▶ TASK GOAL
Return each entry exactly, omitting nothing.

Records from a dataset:

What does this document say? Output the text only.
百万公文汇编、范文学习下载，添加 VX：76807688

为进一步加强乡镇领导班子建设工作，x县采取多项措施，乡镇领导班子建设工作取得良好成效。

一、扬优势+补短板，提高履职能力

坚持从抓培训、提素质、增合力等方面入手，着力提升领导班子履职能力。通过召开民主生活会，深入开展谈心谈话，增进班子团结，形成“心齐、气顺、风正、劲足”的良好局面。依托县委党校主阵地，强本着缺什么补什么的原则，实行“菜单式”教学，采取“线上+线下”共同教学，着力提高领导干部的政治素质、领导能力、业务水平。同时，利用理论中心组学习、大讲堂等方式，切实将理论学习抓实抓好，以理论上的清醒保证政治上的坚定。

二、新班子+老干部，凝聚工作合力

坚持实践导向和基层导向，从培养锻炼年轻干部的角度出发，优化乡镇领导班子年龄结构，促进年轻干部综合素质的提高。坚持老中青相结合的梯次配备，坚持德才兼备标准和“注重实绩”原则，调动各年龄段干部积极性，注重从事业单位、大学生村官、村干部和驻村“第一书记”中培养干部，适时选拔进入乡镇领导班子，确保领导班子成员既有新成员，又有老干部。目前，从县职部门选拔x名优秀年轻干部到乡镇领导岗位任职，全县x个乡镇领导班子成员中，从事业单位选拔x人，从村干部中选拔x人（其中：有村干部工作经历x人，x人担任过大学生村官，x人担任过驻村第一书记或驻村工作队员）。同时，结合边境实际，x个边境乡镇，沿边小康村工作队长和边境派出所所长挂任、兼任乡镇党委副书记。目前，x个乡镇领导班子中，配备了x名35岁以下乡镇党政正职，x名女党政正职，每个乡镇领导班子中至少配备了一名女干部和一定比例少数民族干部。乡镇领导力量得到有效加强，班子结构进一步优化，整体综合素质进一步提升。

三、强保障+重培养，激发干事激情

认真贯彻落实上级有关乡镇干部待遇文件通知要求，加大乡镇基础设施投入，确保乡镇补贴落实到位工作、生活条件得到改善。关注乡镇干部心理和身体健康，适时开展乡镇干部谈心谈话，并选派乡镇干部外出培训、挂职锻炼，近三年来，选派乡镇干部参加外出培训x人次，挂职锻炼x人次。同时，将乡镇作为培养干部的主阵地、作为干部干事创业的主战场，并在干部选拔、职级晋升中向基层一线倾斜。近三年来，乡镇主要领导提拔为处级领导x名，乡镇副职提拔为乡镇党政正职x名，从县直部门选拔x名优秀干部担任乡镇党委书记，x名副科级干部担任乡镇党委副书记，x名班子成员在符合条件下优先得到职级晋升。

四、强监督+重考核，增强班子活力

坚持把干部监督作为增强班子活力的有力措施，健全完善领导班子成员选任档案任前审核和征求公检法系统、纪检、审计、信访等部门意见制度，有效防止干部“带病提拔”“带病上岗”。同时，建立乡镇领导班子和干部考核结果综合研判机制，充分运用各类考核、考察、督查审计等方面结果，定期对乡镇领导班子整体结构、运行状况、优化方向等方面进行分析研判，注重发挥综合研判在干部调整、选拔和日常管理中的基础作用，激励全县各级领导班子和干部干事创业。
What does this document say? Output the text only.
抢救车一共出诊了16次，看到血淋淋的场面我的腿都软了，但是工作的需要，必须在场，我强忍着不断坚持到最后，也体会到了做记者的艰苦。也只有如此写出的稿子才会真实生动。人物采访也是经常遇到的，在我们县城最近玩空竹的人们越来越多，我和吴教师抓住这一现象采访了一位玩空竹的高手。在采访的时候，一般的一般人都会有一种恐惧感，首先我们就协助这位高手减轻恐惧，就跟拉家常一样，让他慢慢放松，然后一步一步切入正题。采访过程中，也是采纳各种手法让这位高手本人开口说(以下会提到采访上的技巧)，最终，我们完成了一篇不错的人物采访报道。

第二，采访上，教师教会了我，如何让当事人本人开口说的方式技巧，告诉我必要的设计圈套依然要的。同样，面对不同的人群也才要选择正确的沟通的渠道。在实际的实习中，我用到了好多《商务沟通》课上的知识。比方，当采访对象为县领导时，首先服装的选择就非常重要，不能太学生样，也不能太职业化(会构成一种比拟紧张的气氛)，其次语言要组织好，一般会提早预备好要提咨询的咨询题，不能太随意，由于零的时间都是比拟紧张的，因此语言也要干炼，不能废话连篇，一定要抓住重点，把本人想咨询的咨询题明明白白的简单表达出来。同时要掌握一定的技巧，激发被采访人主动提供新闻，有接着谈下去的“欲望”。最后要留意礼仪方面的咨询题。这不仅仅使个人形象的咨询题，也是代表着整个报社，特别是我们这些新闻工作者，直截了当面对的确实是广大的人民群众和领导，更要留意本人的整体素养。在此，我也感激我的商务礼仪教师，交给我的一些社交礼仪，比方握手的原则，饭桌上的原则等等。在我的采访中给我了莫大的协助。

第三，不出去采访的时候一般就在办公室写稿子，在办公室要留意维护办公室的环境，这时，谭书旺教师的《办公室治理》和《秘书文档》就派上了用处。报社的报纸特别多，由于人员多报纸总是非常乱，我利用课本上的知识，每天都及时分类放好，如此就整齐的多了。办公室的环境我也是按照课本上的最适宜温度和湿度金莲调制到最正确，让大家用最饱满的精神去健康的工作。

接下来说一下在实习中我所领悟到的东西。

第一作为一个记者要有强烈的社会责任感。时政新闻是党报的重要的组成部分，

▶ SOLUTION TO THE EXERCISE
What does this document say? Output the text only.
百万公文汇编、范文学习下载，添加 VX：76807688

为进一步加强乡镇领导班子建设工作，x县采取多项措施，乡镇领导班子建设工作取得良好成效。

一、扬优势+补短板，提高履职能力

坚持从抓培训、提素质、增合力等方面入手，着力提升领导班子履职能力。通过召开民主生活会，深入开展谈心谈话，增进班子团结，形成“心齐、气顺、风正、劲足”的良好局面。依托县委党校主阵地，强本着缺什么补什么的原则，实行“菜单式”教学，采取“线上+线下”共同教学，着力提高领导干部的政治素质、领导能力、业务水平。同时，利用理论中心组学习、大讲堂等方式，切实将理论学习抓实抓好，以理论上的清醒保证政治上的坚定。

二、新班子+老干部，凝聚工作合力

坚持实践导向和基层导向，从培养锻炼年轻干部的角度出发，优化乡镇领导班子年龄结构，促进年轻干部综合素质的提高。坚持老中青相结合的梯次配备，坚持德才兼备标准和“注重实绩”原则，调动各年龄段干部积极性，注重从事业单位、大学生村官、村干部和驻村“第一书记”中培养干部，适时选拔进入乡镇领导班子，确保领导班子成员既有新成员，又有老干部。目前，从县职部门选拔x名优秀年轻干部到乡镇领导岗位任职，全县x个乡镇领导班子成员中，从事业单位选拔x人，从村干部中选拔x人（其中：有村干部工作经历x人，x人担任过大学生村官，x人担任过驻村第一书记或驻村工作队员）。同时，结合边境实际，x个边境乡镇，沿边小康村工作队长和边境派出所所长挂任、兼任乡镇党委副书记。目前，x个乡镇领导班子中，配备了x名35岁以下乡镇党政正职，x名女党政正职，每个乡镇领导班子中至少配备了一名女干部和一定比例少数民族干部。乡镇领导力量得到有效加强，班子结构进一步优化，整体综合素质进一步提升。

三、强保障+重培养，激发干事激情

认真贯彻落实上级有关乡镇干部待遇文件通知要求，加大乡镇基础设施投入，确保乡镇补贴落实到位工作、生活条件得到改善。关注乡镇干部心理和身体健康，适时开展乡镇干部谈心谈话，并选派乡镇干部外出培训、挂职锻炼，近三年来，选派乡镇干部参加外出培训x人次，挂职锻炼x人次。同时，将乡镇作为培养干部的主阵地、作为干部干事创业的主战场，并在干部选拔、职级晋升中向基层一线倾斜。近三年来，乡镇主要领导提拔为处级领导x名，乡镇副职提拔为乡镇党政正职x名，从县直部门选拔x名优秀干部担任乡镇党委书记，x名副科级干部担任乡镇党委副书记，x名班子成员在符合条件下优先得到职级晋升。

四、强监督+重考核，增强班子活力

坚持把干部监督作为增强班子活力的有力措施，健全完善领导班子成员选任档案任前审核和征求公检法系统、纪检、审计、信访等部门意见制度，有效防止干部“带病提拔”“带病上岗”。同时，建立乡镇领导班子和干部考核结果综合研判机制，充分运用各类考核、考察、督查审计等方面结果，定期对乡镇领导班子整体结构、运行状况、优化方向等方面进行分析研判，注重发挥综合研判在干部调整、选拔和日常管理中的基础作用，激励全县各级领导班子和干部干事创业。
What does this document say? Output the text only.
抢救车一共出诊了16次，看到血淋淋的场面我的腿都软了，但是工作的需要，必须在场，我强忍着不断坚持到最后，也体会到了做记者的艰苦。也只有如此写出的稿子才会真实生动。人物采访也是经常遇到的，在我们县城最近玩空竹的人们越来越多，我和吴教师抓住这一现象采访了一位玩空竹的高手。在采访的时候，一般的一般人都会有一种恐惧感，首先我们就协助这位高手减轻恐惧，就跟拉家常一样，让他慢慢放松，然后一步一步切入正题。采访过程中，也是采纳各种手法让这位高手本人开口说(以下会提到采访上的技巧)，最终，我们完成了一篇不错的人物采访报道。

第二，采访上，教师教会了我，如何让当事人本人开口说的方式技巧，告诉我必要的设计圈套依然要的。同样，面对不同的人群也才要选择正确的沟通的渠道。在实际的实习中，我用到了好多《商务沟通》课上的知识。比方，当采访对象为县领导时，首先服装的选择就非常重要，不能太学生样，也不能太职业化(会构成一种比拟紧张的气氛)，其次语言要组织好，一般会提早预备好要提咨询的咨询题，不能太随意，由于零的时间都是比拟紧张的，因此语言也要干炼，不能废话连篇，一定要抓住重点，把本人想咨询的咨询题明明白白的简单表达出来。同时要掌握一定的技巧，激发被采访人主动提供新闻，有接着谈下去的“欲望”。最后要留意礼仪方面的咨询题。这不仅仅使个人形象的咨询题，也是代表着整个报社，特别是我们这些新闻工作者，直截了当面对的确实是广大的人民群众和领导，更要留意本人的整体素养。在此，我也感激我的商务礼仪教师，交给我的一些社交礼仪，比方握手的原则，饭桌上的原则等等。在我的采访中给我了莫大的协助。

第三，不出去采访的时候一般就在办公室写稿子，在办公室要留意维护办公室的环境，这时，谭书旺教师的《办公室治理》和《秘书文档》就派上了用处。报社的报纸特别多，由于人员多报纸总是非常乱，我利用课本上的知识，每天都及时分类放好，如此就整齐的多了。办公室的环境我也是按照课本上的最适宜温度和湿度金莲调制到最正确，让大家用最饱满的精神去健康的工作。

接下来说一下在实习中我所领悟到的东西。

第一作为一个记者要有强烈的社会责任感。时政新闻是党报的重要的组成部分，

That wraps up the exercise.